[PROBLEM DESCRIPTION] Below are entries to be transcribed exactly; exclude the pictures from the copy.

[INPUT MATERIAL]
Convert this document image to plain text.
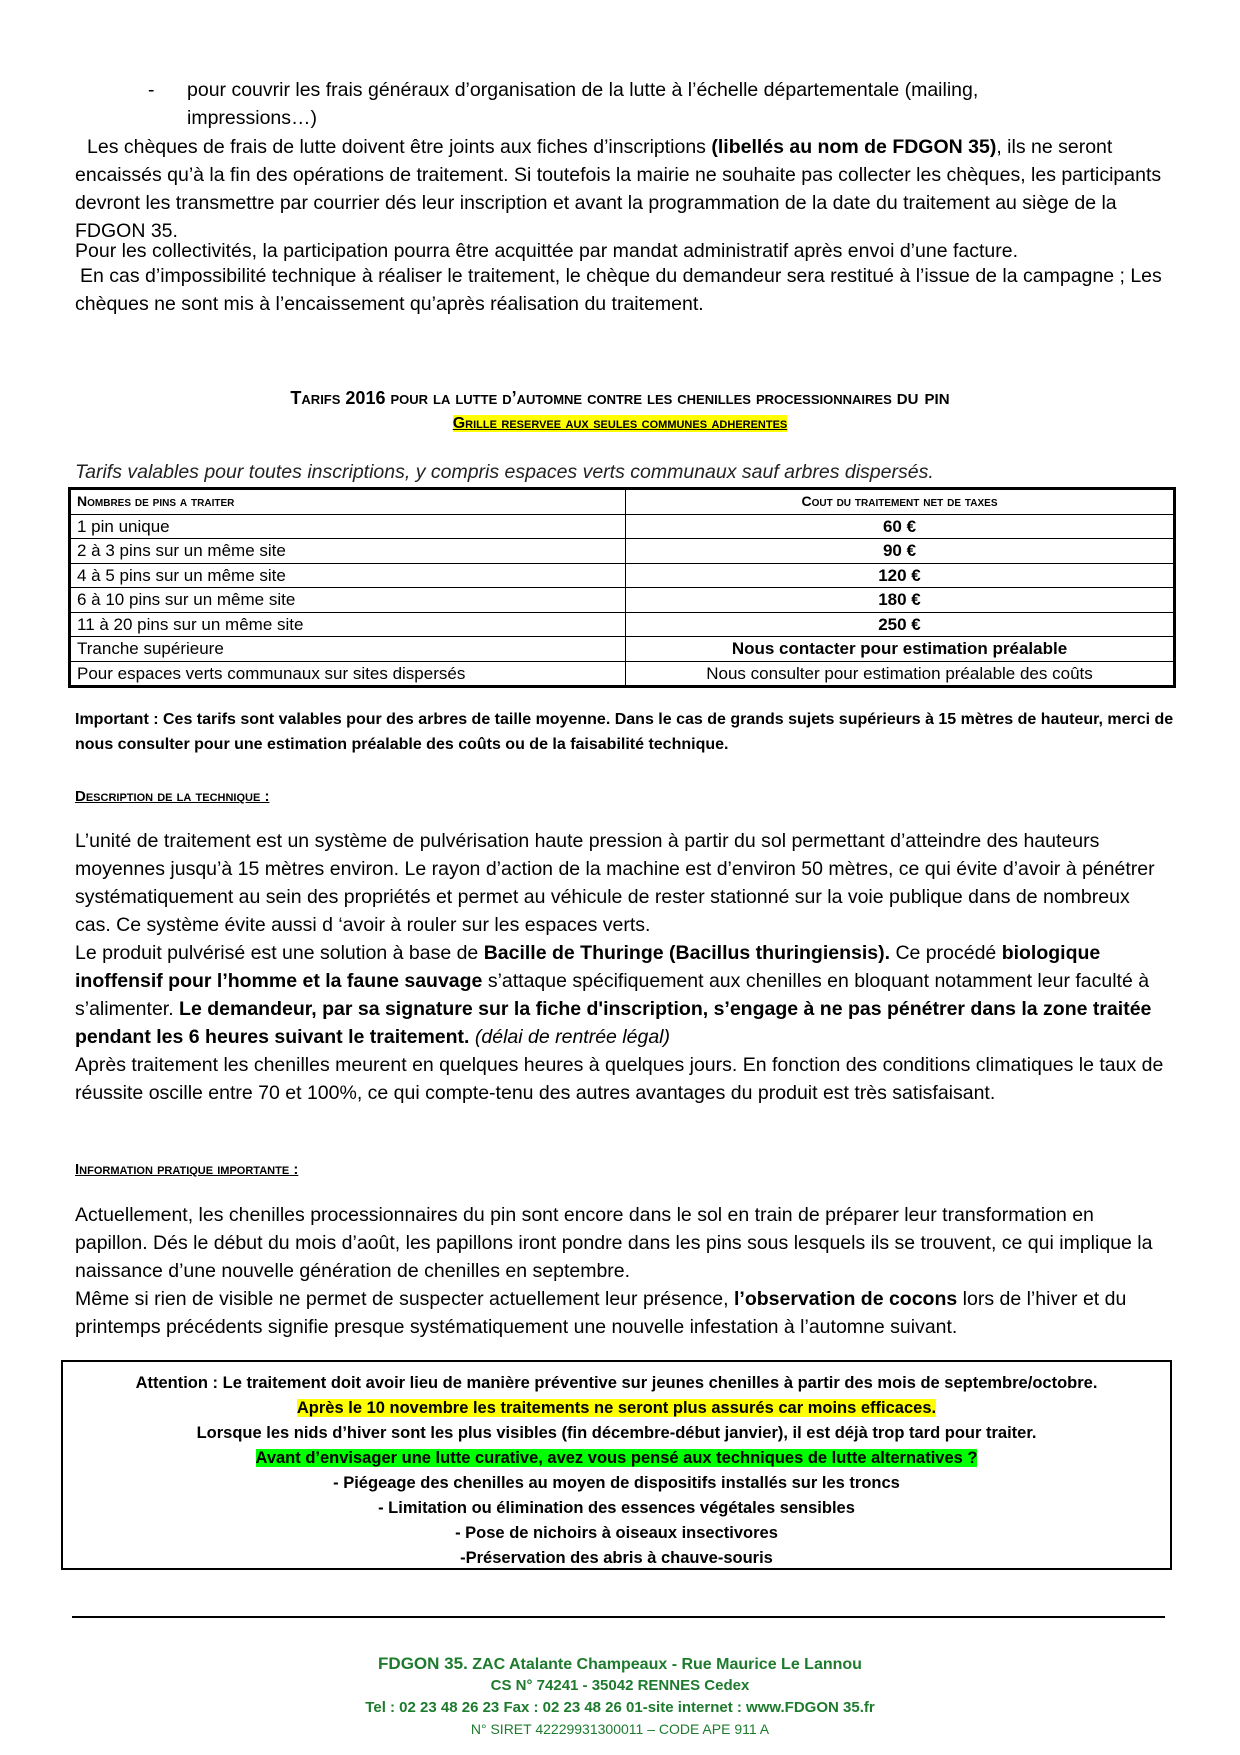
- pour couvrir les frais généraux d’organisation de la lutte à l’échelle départementale (mailing, impressions…)

Les chèques de frais de lutte doivent être joints aux fiches d’inscriptions (libellés au nom de FDGON 35), ils ne seront encaissés qu’à la fin des opérations de traitement. Si toutefois la mairie ne souhaite pas collecter les chèques, les participants devront les transmettre par courrier dés leur inscription et avant la programmation de la date du traitement au siège de la FDGON 35.

Pour les collectivités, la participation pourra être acquittée par mandat administratif après envoi d’une facture.

En cas d’impossibilité technique à réaliser le traitement, le chèque du demandeur sera restitué à l’issue de la campagne ; Les chèques ne sont mis à l’encaissement qu’après réalisation du traitement.

Tarifs 2016 pour la lutte d’automne contre les chenilles processionnaires du pin
Grille reservee aux seules communes adherentes
Tarifs valables pour toutes inscriptions, y compris espaces verts communaux sauf arbres dispersés.
Nombres de pins a traiter	Cout du traitement net de taxes
1 pin unique	60 €
2 à 3 pins sur un même site	90 €
4 à 5 pins sur un même site	120 €
6 à 10 pins sur un même site	180 €
11 à 20 pins sur un même site	250 €
Tranche supérieure	Nous contacter pour estimation préalable
Pour espaces verts communaux sur sites dispersés	Nous consulter pour estimation préalable des coûts
Important : Ces tarifs sont valables pour des arbres de taille moyenne. Dans le cas de grands sujets supérieurs à 15 mètres de hauteur, merci de nous consulter pour une estimation préalable des coûts ou de la faisabilité technique.
Description de la technique :

L’unité de traitement est un système de pulvérisation haute pression à partir du sol permettant d’atteindre des hauteurs moyennes jusqu’à 15 mètres environ. Le rayon d’action de la machine est d’environ 50 mètres, ce qui évite d’avoir à pénétrer systématiquement au sein des propriétés et permet au véhicule de rester stationné sur la voie publique dans de nombreux cas. Ce système évite aussi d ‘avoir à rouler sur les espaces verts.

Le produit pulvérisé est une solution à base de Bacille de Thuringe (Bacillus thuringiensis). Ce procédé biologique inoffensif pour l’homme et la faune sauvage s’attaque spécifiquement aux chenilles en bloquant notamment leur faculté à s’alimenter. Le demandeur, par sa signature sur la fiche d'inscription, s’engage à ne pas pénétrer dans la zone traitée pendant les 6 heures suivant le traitement. (délai de rentrée légal)

Après traitement les chenilles meurent en quelques heures à quelques jours. En fonction des conditions climatiques le taux de réussite oscille entre 70 et 100%, ce qui compte-tenu des autres avantages du produit est très satisfaisant.

Information pratique importante :

Actuellement, les chenilles processionnaires du pin sont encore dans le sol en train de préparer leur transformation en papillon. Dés le début du mois d’août, les papillons iront pondre dans les pins sous lesquels ils se trouvent, ce qui implique la naissance d’une nouvelle génération de chenilles en septembre.

Même si rien de visible ne permet de suspecter actuellement leur présence, l’observation de cocons lors de l’hiver et du printemps précédents signifie presque systématiquement une nouvelle infestation à l’automne suivant.

Attention : Le traitement doit avoir lieu de manière préventive sur jeunes chenilles à partir des mois de septembre/octobre.
Après le 10 novembre les traitements ne seront plus assurés car moins efficaces.
Lorsque les nids d’hiver sont les plus visibles (fin décembre-début janvier), il est déjà trop tard pour traiter.
Avant d’envisager une lutte curative, avez vous pensé aux techniques de lutte alternatives ?
- Piégeage des chenilles au moyen de dispositifs installés sur les troncs
- Limitation ou élimination des essences végétales sensibles
- Pose de nichoirs à oiseaux insectivores
-Préservation des abris à chauve-souris
FDGON 35. ZAC Atalante Champeaux - Rue Maurice Le Lannou
CS N° 74241 - 35042 RENNES Cedex
Tel : 02 23 48 26 23 Fax : 02 23 48 26 01-site internet : www.FDGON 35.fr
N° SIRET 42229931300011 – CODE APE 911 A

[RESPONSE TO THE EXERCISE]
Convert this document image to plain text.
- pour couvrir les frais généraux d’organisation de la lutte à l’échelle départementale (mailing, impressions…)

Les chèques de frais de lutte doivent être joints aux fiches d’inscriptions (libellés au nom de FDGON 35), ils ne seront encaissés qu’à la fin des opérations de traitement. Si toutefois la mairie ne souhaite pas collecter les chèques, les participants devront les transmettre par courrier dés leur inscription et avant la programmation de la date du traitement au siège de la FDGON 35.

Pour les collectivités, la participation pourra être acquittée par mandat administratif après envoi d’une facture.

En cas d’impossibilité technique à réaliser le traitement, le chèque du demandeur sera restitué à l’issue de la campagne ; Les chèques ne sont mis à l’encaissement qu’après réalisation du traitement.

Tarifs 2016 pour la lutte d’automne contre les chenilles processionnaires du pin
Grille reservee aux seules communes adherentes
Tarifs valables pour toutes inscriptions, y compris espaces verts communaux sauf arbres dispersés.
Nombres de pins a traiter	Cout du traitement net de taxes
1 pin unique	60 €
2 à 3 pins sur un même site	90 €
4 à 5 pins sur un même site	120 €
6 à 10 pins sur un même site	180 €
11 à 20 pins sur un même site	250 €
Tranche supérieure	Nous contacter pour estimation préalable
Pour espaces verts communaux sur sites dispersés	Nous consulter pour estimation préalable des coûts
Important : Ces tarifs sont valables pour des arbres de taille moyenne. Dans le cas de grands sujets supérieurs à 15 mètres de hauteur, merci de nous consulter pour une estimation préalable des coûts ou de la faisabilité technique.
Description de la technique :

L’unité de traitement est un système de pulvérisation haute pression à partir du sol permettant d’atteindre des hauteurs moyennes jusqu’à 15 mètres environ. Le rayon d’action de la machine est d’environ 50 mètres, ce qui évite d’avoir à pénétrer systématiquement au sein des propriétés et permet au véhicule de rester stationné sur la voie publique dans de nombreux cas. Ce système évite aussi d ‘avoir à rouler sur les espaces verts.

Le produit pulvérisé est une solution à base de Bacille de Thuringe (Bacillus thuringiensis). Ce procédé biologique inoffensif pour l’homme et la faune sauvage s’attaque spécifiquement aux chenilles en bloquant notamment leur faculté à s’alimenter. Le demandeur, par sa signature sur la fiche d'inscription, s’engage à ne pas pénétrer dans la zone traitée pendant les 6 heures suivant le traitement. (délai de rentrée légal)

Après traitement les chenilles meurent en quelques heures à quelques jours. En fonction des conditions climatiques le taux de réussite oscille entre 70 et 100%, ce qui compte-tenu des autres avantages du produit est très satisfaisant.

Information pratique importante :

Actuellement, les chenilles processionnaires du pin sont encore dans le sol en train de préparer leur transformation en papillon. Dés le début du mois d’août, les papillons iront pondre dans les pins sous lesquels ils se trouvent, ce qui implique la naissance d’une nouvelle génération de chenilles en septembre.

Même si rien de visible ne permet de suspecter actuellement leur présence, l’observation de cocons lors de l’hiver et du printemps précédents signifie presque systématiquement une nouvelle infestation à l’automne suivant.

Attention : Le traitement doit avoir lieu de manière préventive sur jeunes chenilles à partir des mois de septembre/octobre.
Après le 10 novembre les traitements ne seront plus assurés car moins efficaces.
Lorsque les nids d’hiver sont les plus visibles (fin décembre-début janvier), il est déjà trop tard pour traiter.
Avant d’envisager une lutte curative, avez vous pensé aux techniques de lutte alternatives ?
- Piégeage des chenilles au moyen de dispositifs installés sur les troncs
- Limitation ou élimination des essences végétales sensibles
- Pose de nichoirs à oiseaux insectivores
-Préservation des abris à chauve-souris
FDGON 35. ZAC Atalante Champeaux - Rue Maurice Le Lannou
CS N° 74241 - 35042 RENNES Cedex
Tel : 02 23 48 26 23 Fax : 02 23 48 26 01-site internet : www.FDGON 35.fr
N° SIRET 42229931300011 – CODE APE 911 A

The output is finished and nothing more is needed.